__AIM OF THE EXERCISE__.
Reproduce the passage of the pancreatitis text that begins with the words containing "Signs of haemorrhage" and ends with "enzyme-rich pancreatic juice)", changing "fascial layers" to "connective tissue layers".

__TEXT EXCERPT__.
Segment Open
Signs of haemorrhage include:

Cullen sign - periumbilical bruising
Grey-Turner sign - flank bruising
Pathology

There continues to be debate over the precipitating factor leading to acute pancreatitis, with duct occlusion being an important factor, but neither necessary nor sufficient.

Mechanism not withstanding, activation of pancreatic enzymes within the pancreas rather than the bowel lead to inflammation of the pancreatic tissue, disruption of small pancreatic ducts and in leakage of pancreatic secretions. Because the pancreas lacks a capsule, the pancreatic juices have ready access to surrounding tissues. Pancreatic enzymes digest fascial layers, spreading the inflammatory process to multiple anatomic compartments.

Complications

pancreatic fluid collections (collections of enzyme-rich pancreatic juice)
acute: resolve spontaneously in 50% of cases; may be intrapancreatic, anterior pararenal space, lesser sac, or extend anywhere in the abdomen, into solid organs, or even into the chest
in the remaining 50% of cases, these fluid collections progress to pseudocysts
pseudocyst formation
a round or oval, encapsulated pancreatic fluid collection encased by a distinct fibrous capsule
requires at least 4 weeks to develop
about 50% will spontaneously resolve, whereas the remainder will require catheter or surgical drainage.
liquefactive necrosis of pancreatic parenchyma
morbidity and mortality increase dramatically when necrosis is present
may become secondarily infected (emphysematous pancreatitis)
Segment Closed
__RECORDS__.
Segment Open
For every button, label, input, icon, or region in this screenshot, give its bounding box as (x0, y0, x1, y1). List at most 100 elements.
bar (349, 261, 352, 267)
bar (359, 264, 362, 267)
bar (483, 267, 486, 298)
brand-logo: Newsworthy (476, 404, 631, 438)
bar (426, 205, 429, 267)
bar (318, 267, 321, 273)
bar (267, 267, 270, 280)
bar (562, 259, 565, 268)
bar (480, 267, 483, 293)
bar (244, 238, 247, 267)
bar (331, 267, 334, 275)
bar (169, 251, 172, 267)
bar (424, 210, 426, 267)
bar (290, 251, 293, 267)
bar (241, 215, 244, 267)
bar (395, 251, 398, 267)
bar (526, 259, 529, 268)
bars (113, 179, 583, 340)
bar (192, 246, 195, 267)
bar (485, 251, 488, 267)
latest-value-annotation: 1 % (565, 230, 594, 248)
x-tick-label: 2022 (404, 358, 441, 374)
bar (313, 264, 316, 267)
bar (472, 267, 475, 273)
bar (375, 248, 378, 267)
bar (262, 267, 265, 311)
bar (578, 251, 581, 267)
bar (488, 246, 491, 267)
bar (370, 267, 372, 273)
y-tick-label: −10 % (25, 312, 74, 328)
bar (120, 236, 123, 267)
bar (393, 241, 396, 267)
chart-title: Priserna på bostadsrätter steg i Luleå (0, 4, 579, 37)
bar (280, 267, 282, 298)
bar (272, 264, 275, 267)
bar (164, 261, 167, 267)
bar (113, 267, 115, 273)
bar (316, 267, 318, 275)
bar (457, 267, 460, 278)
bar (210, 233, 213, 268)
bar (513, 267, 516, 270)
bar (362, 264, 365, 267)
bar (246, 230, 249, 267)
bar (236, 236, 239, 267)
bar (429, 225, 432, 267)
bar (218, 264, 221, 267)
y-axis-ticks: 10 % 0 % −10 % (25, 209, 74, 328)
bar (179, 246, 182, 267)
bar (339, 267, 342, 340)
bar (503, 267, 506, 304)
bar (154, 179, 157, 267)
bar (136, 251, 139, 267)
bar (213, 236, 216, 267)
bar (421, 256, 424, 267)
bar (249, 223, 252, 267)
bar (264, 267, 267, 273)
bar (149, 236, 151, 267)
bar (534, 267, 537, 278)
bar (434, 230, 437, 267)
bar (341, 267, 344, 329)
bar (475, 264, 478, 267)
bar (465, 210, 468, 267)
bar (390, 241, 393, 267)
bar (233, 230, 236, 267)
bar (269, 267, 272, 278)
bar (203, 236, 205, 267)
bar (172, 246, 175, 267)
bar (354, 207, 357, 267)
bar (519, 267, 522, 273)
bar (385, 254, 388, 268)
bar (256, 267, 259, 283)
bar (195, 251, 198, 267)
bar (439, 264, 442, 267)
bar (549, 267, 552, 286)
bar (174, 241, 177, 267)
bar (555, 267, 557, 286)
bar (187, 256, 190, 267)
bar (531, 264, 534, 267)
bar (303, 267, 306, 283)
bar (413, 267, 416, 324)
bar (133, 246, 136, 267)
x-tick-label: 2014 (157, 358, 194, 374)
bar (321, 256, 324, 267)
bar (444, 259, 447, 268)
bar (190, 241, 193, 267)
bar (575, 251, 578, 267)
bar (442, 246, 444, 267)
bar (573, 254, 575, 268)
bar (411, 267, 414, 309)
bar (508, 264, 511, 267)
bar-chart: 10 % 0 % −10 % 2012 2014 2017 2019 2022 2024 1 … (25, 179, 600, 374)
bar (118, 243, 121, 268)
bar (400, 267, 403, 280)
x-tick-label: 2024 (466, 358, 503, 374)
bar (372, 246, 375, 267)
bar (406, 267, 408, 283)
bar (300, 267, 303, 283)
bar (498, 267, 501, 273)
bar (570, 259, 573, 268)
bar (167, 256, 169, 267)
Segment Closed
__TASK RESPONSE__.
Signs of haemorrhage include:

Cullen sign - periumbilical bruising
Grey-Turner sign - flank bruising
Pathology

There continues to be debate over the precipitating factor leading to acute pancreatitis, with duct occlusion being an important factor, but neither necessary nor sufficient.

Mechanism not withstanding, activation of pancreatic enzymes within the pancreas rather than the bowel lead to inflammation of the pancreatic tissue, disruption of small pancreatic ducts and in leakage of pancreatic secretions. Because the pancreas lacks a capsule, the pancreatic juices have ready access to surrounding tissues. Pancreatic enzymes digest connective tissue layers, spreading the inflammatory process to multiple anatomic compartments.

Complications

pancreatic fluid collections (collections of enzyme-rich pancreatic juice)